Aim of the exercise:
Transcribe the records below exactly as they appear.

Supplied data:
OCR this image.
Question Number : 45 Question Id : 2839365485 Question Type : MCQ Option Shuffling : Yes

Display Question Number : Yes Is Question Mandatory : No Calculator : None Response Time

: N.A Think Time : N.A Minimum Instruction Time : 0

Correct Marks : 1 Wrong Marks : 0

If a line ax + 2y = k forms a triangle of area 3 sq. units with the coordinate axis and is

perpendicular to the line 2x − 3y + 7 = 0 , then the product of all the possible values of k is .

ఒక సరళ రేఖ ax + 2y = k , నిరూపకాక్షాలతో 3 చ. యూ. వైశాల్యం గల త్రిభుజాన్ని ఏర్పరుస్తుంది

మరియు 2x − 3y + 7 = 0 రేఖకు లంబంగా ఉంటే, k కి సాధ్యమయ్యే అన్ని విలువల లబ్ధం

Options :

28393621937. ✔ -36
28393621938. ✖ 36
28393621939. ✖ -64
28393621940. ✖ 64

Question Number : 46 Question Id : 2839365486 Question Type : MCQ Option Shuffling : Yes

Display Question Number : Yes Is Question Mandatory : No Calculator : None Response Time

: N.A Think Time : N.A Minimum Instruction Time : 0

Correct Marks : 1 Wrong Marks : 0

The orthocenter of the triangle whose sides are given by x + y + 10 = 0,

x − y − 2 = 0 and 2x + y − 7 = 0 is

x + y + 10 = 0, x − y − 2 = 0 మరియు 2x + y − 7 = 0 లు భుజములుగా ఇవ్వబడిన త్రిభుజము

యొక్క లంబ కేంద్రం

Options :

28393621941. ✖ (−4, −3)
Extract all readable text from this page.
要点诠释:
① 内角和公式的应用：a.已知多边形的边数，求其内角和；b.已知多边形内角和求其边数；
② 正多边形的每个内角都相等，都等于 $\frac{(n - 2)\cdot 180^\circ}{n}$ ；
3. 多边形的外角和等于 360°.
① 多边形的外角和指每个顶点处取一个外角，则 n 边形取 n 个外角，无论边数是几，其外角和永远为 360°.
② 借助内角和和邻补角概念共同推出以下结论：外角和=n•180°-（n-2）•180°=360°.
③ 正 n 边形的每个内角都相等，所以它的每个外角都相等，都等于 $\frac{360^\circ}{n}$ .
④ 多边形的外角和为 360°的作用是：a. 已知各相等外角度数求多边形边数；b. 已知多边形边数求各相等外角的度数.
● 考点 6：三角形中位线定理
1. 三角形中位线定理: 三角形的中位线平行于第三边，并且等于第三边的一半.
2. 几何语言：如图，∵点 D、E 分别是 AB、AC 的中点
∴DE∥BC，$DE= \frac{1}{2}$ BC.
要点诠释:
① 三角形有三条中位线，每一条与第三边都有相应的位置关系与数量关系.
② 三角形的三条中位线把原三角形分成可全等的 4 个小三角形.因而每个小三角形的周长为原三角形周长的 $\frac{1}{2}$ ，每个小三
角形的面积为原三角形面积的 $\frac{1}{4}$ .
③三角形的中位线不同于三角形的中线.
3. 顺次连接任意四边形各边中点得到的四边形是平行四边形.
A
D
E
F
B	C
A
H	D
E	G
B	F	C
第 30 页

The result:
OCR this image.
Question Number : 45 Question Id : 2839365485 Question Type : MCQ Option Shuffling : Yes

Display Question Number : Yes Is Question Mandatory : No Calculator : None Response Time

: N.A Think Time : N.A Minimum Instruction Time : 0

Correct Marks : 1 Wrong Marks : 0

If a line ax + 2y = k forms a triangle of area 3 sq. units with the coordinate axis and is

perpendicular to the line 2x − 3y + 7 = 0 , then the product of all the possible values of k is .

ఒక సరళ రేఖ ax + 2y = k , నిరూపకాక్షాలతో 3 చ. యూ. వైశాల్యం గల త్రిభుజాన్ని ఏర్పరుస్తుంది

మరియు 2x − 3y + 7 = 0 రేఖకు లంబంగా ఉంటే, k కి సాధ్యమయ్యే అన్ని విలువల లబ్ధం

Options :

28393621937. ✔ -36
28393621938. ✖ 36
28393621939. ✖ -64
28393621940. ✖ 64

Question Number : 46 Question Id : 2839365486 Question Type : MCQ Option Shuffling : Yes

Display Question Number : Yes Is Question Mandatory : No Calculator : None Response Time

: N.A Think Time : N.A Minimum Instruction Time : 0

Correct Marks : 1 Wrong Marks : 0

The orthocenter of the triangle whose sides are given by x + y + 10 = 0,

x − y − 2 = 0 and 2x + y − 7 = 0 is

x + y + 10 = 0, x − y − 2 = 0 మరియు 2x + y − 7 = 0 లు భుజములుగా ఇవ్వబడిన త్రిభుజము

యొక్క లంబ కేంద్రం

Options :

28393621941. ✖ (−4, −3)
Extract all readable text from this page.
要点诠释:
① 内角和公式的应用：a.已知多边形的边数，求其内角和；b.已知多边形内角和求其边数；
② 正多边形的每个内角都相等，都等于 $\frac{(n - 2)\cdot 180^\circ}{n}$ ；
3. 多边形的外角和等于 360°.
① 多边形的外角和指每个顶点处取一个外角，则 n 边形取 n 个外角，无论边数是几，其外角和永远为 360°.
② 借助内角和和邻补角概念共同推出以下结论：外角和=n•180°-（n-2）•180°=360°.
③ 正 n 边形的每个内角都相等，所以它的每个外角都相等，都等于 $\frac{360^\circ}{n}$ .
④ 多边形的外角和为 360°的作用是：a. 已知各相等外角度数求多边形边数；b. 已知多边形边数求各相等外角的度数.
● 考点 6：三角形中位线定理
1. 三角形中位线定理: 三角形的中位线平行于第三边，并且等于第三边的一半.
2. 几何语言：如图，∵点 D、E 分别是 AB、AC 的中点
∴DE∥BC，$DE= \frac{1}{2}$ BC.
要点诠释:
① 三角形有三条中位线，每一条与第三边都有相应的位置关系与数量关系.
② 三角形的三条中位线把原三角形分成可全等的 4 个小三角形.因而每个小三角形的周长为原三角形周长的 $\frac{1}{2}$ ，每个小三
角形的面积为原三角形面积的 $\frac{1}{4}$ .
③三角形的中位线不同于三角形的中线.
3. 顺次连接任意四边形各边中点得到的四边形是平行四边形.
A
D
E
F
B	C
A
H	D
E	G
B	F	C
第 30 页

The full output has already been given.